— Task statement —
Check each line of the records for "structure"; collect those that have it.

(Data entries)
============================================================
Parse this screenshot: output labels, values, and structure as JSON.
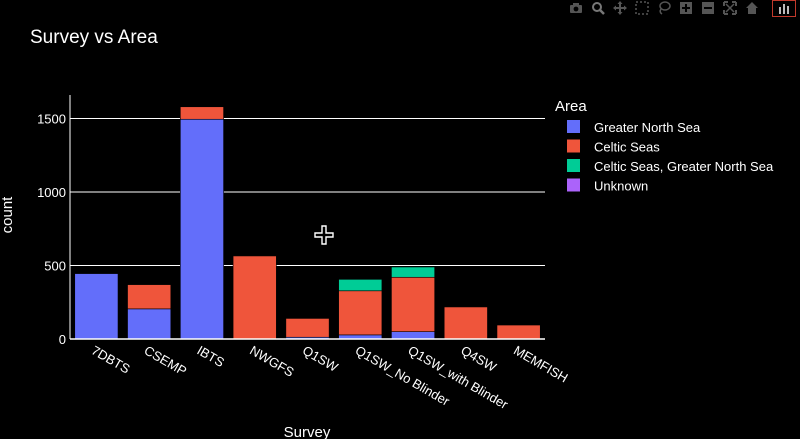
{
  "toolbar": {
    "icons": [
      "camera-icon",
      "zoom-icon",
      "pan-icon",
      "box-select-icon",
      "lasso-select-icon",
      "zoom-in-icon",
      "zoom-out-icon",
      "autoscale-icon",
      "reset-axes-icon",
      "plotly-logo-icon"
    ]
  },
  "colors": {
    "background": "#000000",
    "grid": "#ffffff",
    "text": "#ffffff"
  },
  "chart_data": {
    "type": "bar",
    "barmode": "stack",
    "title": "Survey vs Area",
    "xlabel": "Survey",
    "ylabel": "count",
    "ylim": [
      0,
      1660
    ],
    "yticks": [
      0,
      500,
      1000,
      1500
    ],
    "ytick_labels": [
      "0",
      "500",
      "1000",
      "1500"
    ],
    "grid": true,
    "legend_title": "Area",
    "legend_placement": "right",
    "categories": [
      "7DBTS",
      "CSEMP",
      "IBTS",
      "NWGFS",
      "Q1SW",
      "Q1SW_No Blinder",
      "Q1SW_with Blinder",
      "Q4SW",
      "MEMFISH"
    ],
    "series": [
      {
        "name": "Greater North Sea",
        "color": "#636efa",
        "values": [
          445,
          205,
          1495,
          0,
          12,
          28,
          50,
          0,
          0
        ]
      },
      {
        "name": "Celtic Seas",
        "color": "#ef553b",
        "values": [
          0,
          165,
          85,
          565,
          128,
          300,
          370,
          218,
          95
        ]
      },
      {
        "name": "Celtic Seas, Greater North Sea",
        "color": "#00cc96",
        "values": [
          0,
          0,
          0,
          0,
          0,
          78,
          70,
          0,
          0
        ]
      },
      {
        "name": "Unknown",
        "color": "#ab63fa",
        "values": [
          0,
          0,
          0,
          0,
          0,
          0,
          0,
          0,
          0
        ]
      }
    ]
  }
}
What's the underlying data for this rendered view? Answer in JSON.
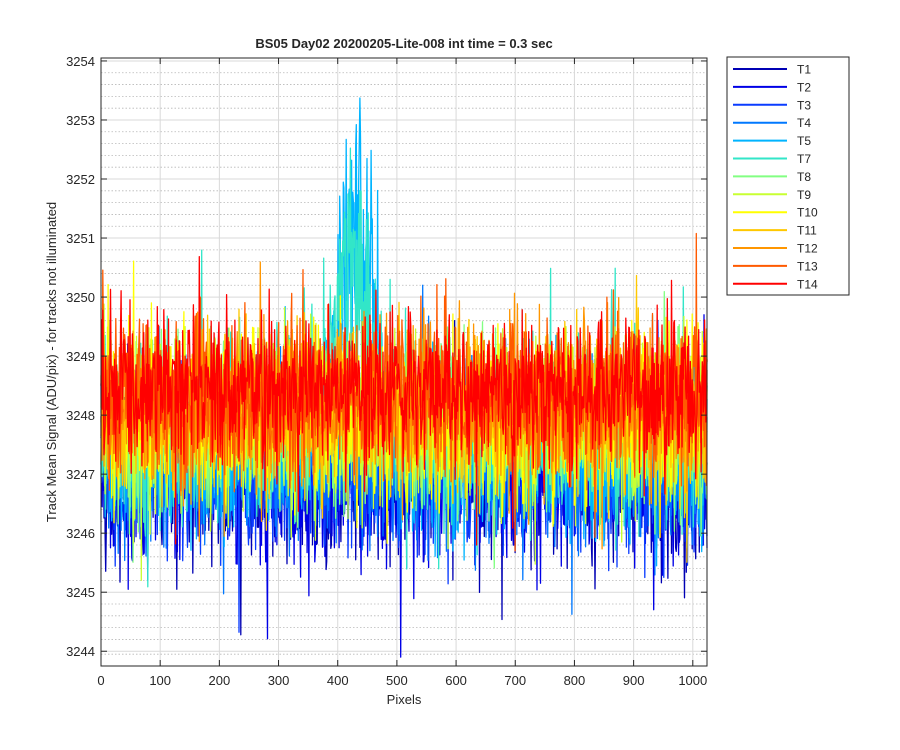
{
  "chart_data": {
    "type": "line",
    "title": "BS05 Day02 20200205-Lite-008 int time = 0.3 sec",
    "xlabel": "Pixels",
    "ylabel": "Track Mean Signal (ADU/pix) - for tracks not illuminated",
    "xlim": [
      0,
      1024
    ],
    "ylim": [
      3243.75,
      3254.05
    ],
    "xticks": [
      0,
      100,
      200,
      300,
      400,
      500,
      600,
      700,
      800,
      900,
      1000
    ],
    "yticks": [
      3244,
      3245,
      3246,
      3247,
      3248,
      3249,
      3250,
      3251,
      3252,
      3253,
      3254
    ],
    "grid": true,
    "minor_grid": true,
    "legend_position": "outside-top-right",
    "n_points_per_series": 1024,
    "series": [
      {
        "name": "T1",
        "color": "#0000b4",
        "mean": 3247.0,
        "spread": 0.75,
        "min": 3243.8,
        "max": 3249.6
      },
      {
        "name": "T2",
        "color": "#0000e6",
        "mean": 3247.0,
        "spread": 0.75,
        "min": 3243.9,
        "max": 3249.7
      },
      {
        "name": "T3",
        "color": "#0a3cff",
        "mean": 3247.1,
        "spread": 0.75,
        "min": 3244.0,
        "max": 3249.8
      },
      {
        "name": "T4",
        "color": "#0078ff",
        "mean": 3247.3,
        "spread": 0.75,
        "min": 3244.3,
        "max": 3250.2
      },
      {
        "name": "T5",
        "color": "#00b4ff",
        "mean": 3247.5,
        "spread": 0.8,
        "min": 3244.5,
        "max": 3254.0
      },
      {
        "name": "T7",
        "color": "#32e6c8",
        "mean": 3247.7,
        "spread": 0.8,
        "min": 3244.5,
        "max": 3252.6
      },
      {
        "name": "T8",
        "color": "#82ff82",
        "mean": 3247.8,
        "spread": 0.75,
        "min": 3245.0,
        "max": 3251.2
      },
      {
        "name": "T9",
        "color": "#c8ff32",
        "mean": 3247.9,
        "spread": 0.75,
        "min": 3245.2,
        "max": 3251.7
      },
      {
        "name": "T10",
        "color": "#ffff00",
        "mean": 3248.0,
        "spread": 0.75,
        "min": 3245.3,
        "max": 3251.4
      },
      {
        "name": "T11",
        "color": "#ffc800",
        "mean": 3248.1,
        "spread": 0.72,
        "min": 3245.4,
        "max": 3251.2
      },
      {
        "name": "T12",
        "color": "#ff9600",
        "mean": 3248.2,
        "spread": 0.7,
        "min": 3245.5,
        "max": 3251.0
      },
      {
        "name": "T13",
        "color": "#ff5a00",
        "mean": 3248.3,
        "spread": 0.68,
        "min": 3245.7,
        "max": 3251.1
      },
      {
        "name": "T14",
        "color": "#ff0000",
        "mean": 3248.4,
        "spread": 0.66,
        "min": 3245.8,
        "max": 3251.3
      }
    ],
    "features": [
      {
        "series": "T5",
        "x_center": 430,
        "x_width": 60,
        "peak": 3254.0
      },
      {
        "series": "T7",
        "x_center": 420,
        "x_width": 70,
        "peak": 3252.6
      }
    ]
  }
}
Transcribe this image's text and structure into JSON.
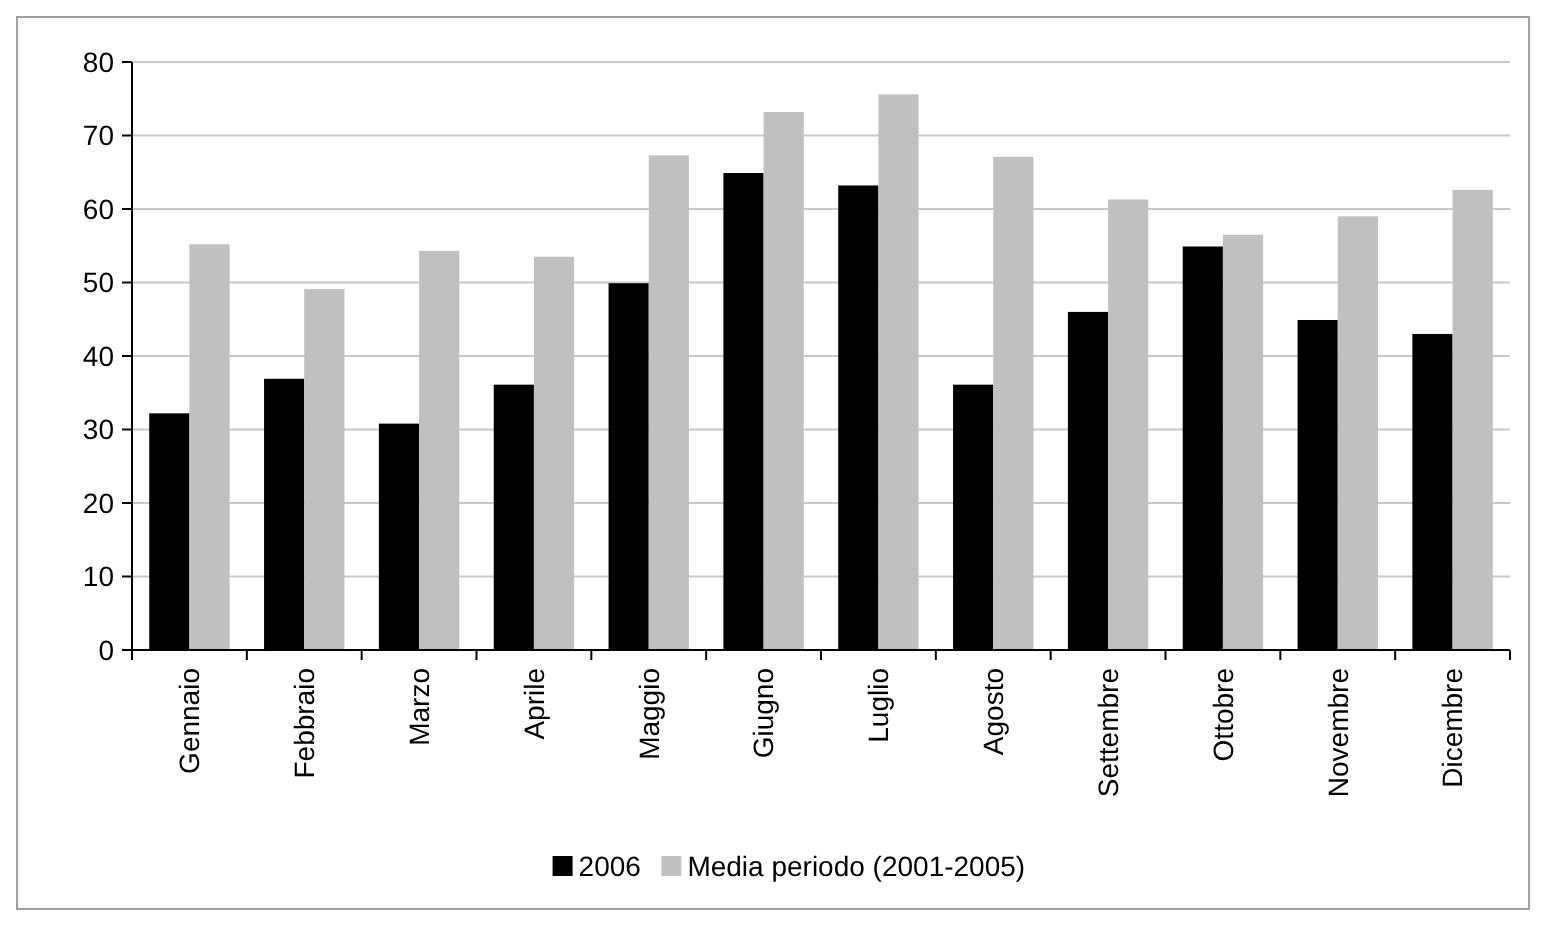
{
  "chart_data": {
    "type": "bar",
    "categories": [
      "Gennaio",
      "Febbraio",
      "Marzo",
      "Aprile",
      "Maggio",
      "Giugno",
      "Luglio",
      "Agosto",
      "Settembre",
      "Ottobre",
      "Novembre",
      "Dicembre"
    ],
    "series": [
      {
        "name": "2006",
        "color": "#000000",
        "values": [
          32.2,
          36.9,
          30.8,
          36.1,
          49.9,
          64.9,
          63.2,
          36.1,
          46.0,
          54.9,
          44.9,
          43.0
        ]
      },
      {
        "name": "Media periodo (2001-2005)",
        "color": "#c0c0c0",
        "values": [
          55.2,
          49.1,
          54.3,
          53.5,
          67.3,
          73.2,
          75.6,
          67.1,
          61.3,
          56.5,
          59.0,
          62.6
        ]
      }
    ],
    "ylim": [
      0,
      80
    ],
    "yticks": [
      0,
      10,
      20,
      30,
      40,
      50,
      60,
      70,
      80
    ],
    "grid": "y",
    "legend": "bottom"
  }
}
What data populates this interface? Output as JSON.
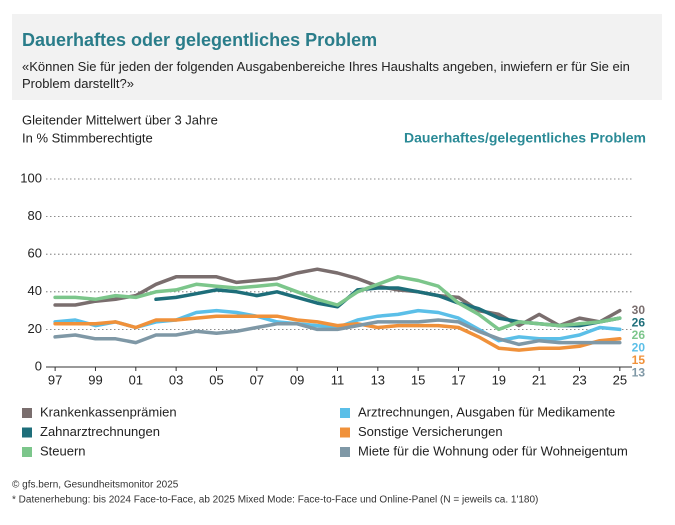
{
  "chart_data": {
    "type": "line",
    "title": "Dauerhaftes oder gelegentliches Problem",
    "subtitle": "«Können Sie für jeden der folgenden Ausgabenbereiche Ihres Haushalts angeben, inwiefern er für Sie ein Problem darstellt?»",
    "note_lines": [
      "Gleitender Mittelwert über 3 Jahre",
      "In % Stimmberechtigte"
    ],
    "y_label": "Dauerhaftes/gelegentliches Problem",
    "source": "© gfs.bern, Gesundheitsmonitor 2025",
    "footnote": "* Datenerhebung: bis 2024 Face-to-Face, ab 2025 Mixed Mode: Face-to-Face und Online-Panel (N = jeweils ca. 1'180)",
    "x": [
      1997,
      1998,
      1999,
      2000,
      2001,
      2002,
      2003,
      2004,
      2005,
      2006,
      2007,
      2008,
      2009,
      2010,
      2011,
      2012,
      2013,
      2014,
      2015,
      2016,
      2017,
      2018,
      2019,
      2020,
      2021,
      2022,
      2023,
      2024,
      2025
    ],
    "xlim": [
      1996.25,
      2026
    ],
    "xticks": [
      {
        "value": 1997,
        "label": "97"
      },
      {
        "value": 1999,
        "label": "99"
      },
      {
        "value": 2001,
        "label": "01"
      },
      {
        "value": 2003,
        "label": "03"
      },
      {
        "value": 2005,
        "label": "05"
      },
      {
        "value": 2007,
        "label": "07"
      },
      {
        "value": 2009,
        "label": "09"
      },
      {
        "value": 2011,
        "label": "11"
      },
      {
        "value": 2013,
        "label": "13"
      },
      {
        "value": 2015,
        "label": "15"
      },
      {
        "value": 2017,
        "label": "17"
      },
      {
        "value": 2019,
        "label": "19"
      },
      {
        "value": 2021,
        "label": "21"
      },
      {
        "value": 2023,
        "label": "23"
      },
      {
        "value": 2025,
        "label": "25"
      }
    ],
    "ylim": [
      0,
      100
    ],
    "yticks": [
      0,
      20,
      40,
      60,
      80,
      100
    ],
    "grid": true,
    "series": [
      {
        "name": "Krankenkassenprämien",
        "color": "#7a6e6e",
        "values": [
          33,
          33,
          35,
          36,
          38,
          44,
          48,
          48,
          48,
          45,
          46,
          47,
          50,
          52,
          50,
          47,
          43,
          41,
          40,
          38,
          37,
          30,
          28,
          22,
          28,
          22,
          26,
          24,
          30
        ]
      },
      {
        "name": "Zahnarztrechnungen",
        "color": "#1e6e7a",
        "values": [
          null,
          null,
          null,
          null,
          null,
          36,
          37,
          39,
          41,
          40,
          38,
          40,
          37,
          34,
          32,
          41,
          42,
          42,
          40,
          38,
          34,
          31,
          26,
          24,
          23,
          22,
          22,
          24,
          26
        ]
      },
      {
        "name": "Steuern",
        "color": "#7cc68b",
        "values": [
          37,
          37,
          36,
          38,
          37,
          40,
          41,
          44,
          43,
          42,
          43,
          44,
          40,
          36,
          33,
          40,
          44,
          48,
          46,
          43,
          34,
          28,
          20,
          24,
          23,
          22,
          23,
          24,
          26
        ]
      },
      {
        "name": "Arztrechnungen, Ausgaben für Medikamente",
        "color": "#5bbfe8",
        "values": [
          24,
          25,
          22,
          24,
          21,
          24,
          25,
          29,
          30,
          29,
          27,
          24,
          23,
          22,
          21,
          25,
          27,
          28,
          30,
          29,
          26,
          20,
          14,
          16,
          15,
          15,
          17,
          21,
          20
        ]
      },
      {
        "name": "Sonstige Versicherungen",
        "color": "#f0913a",
        "values": [
          23,
          23,
          23,
          24,
          21,
          25,
          25,
          26,
          27,
          27,
          27,
          27,
          25,
          24,
          22,
          23,
          21,
          22,
          22,
          22,
          21,
          16,
          10,
          9,
          10,
          10,
          11,
          14,
          15
        ]
      },
      {
        "name": "Miete für die Wohnung oder für Wohneigentum",
        "color": "#7f98a6",
        "values": [
          16,
          17,
          15,
          15,
          13,
          17,
          17,
          19,
          18,
          19,
          21,
          23,
          23,
          20,
          20,
          22,
          24,
          24,
          24,
          25,
          24,
          19,
          15,
          12,
          14,
          13,
          13,
          13,
          13
        ]
      }
    ]
  }
}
============================================================
— Answer for this exercise —
Parse this screenshot: output labels, values, and structure as JSON.
Transcribe this image's text and structure into JSON.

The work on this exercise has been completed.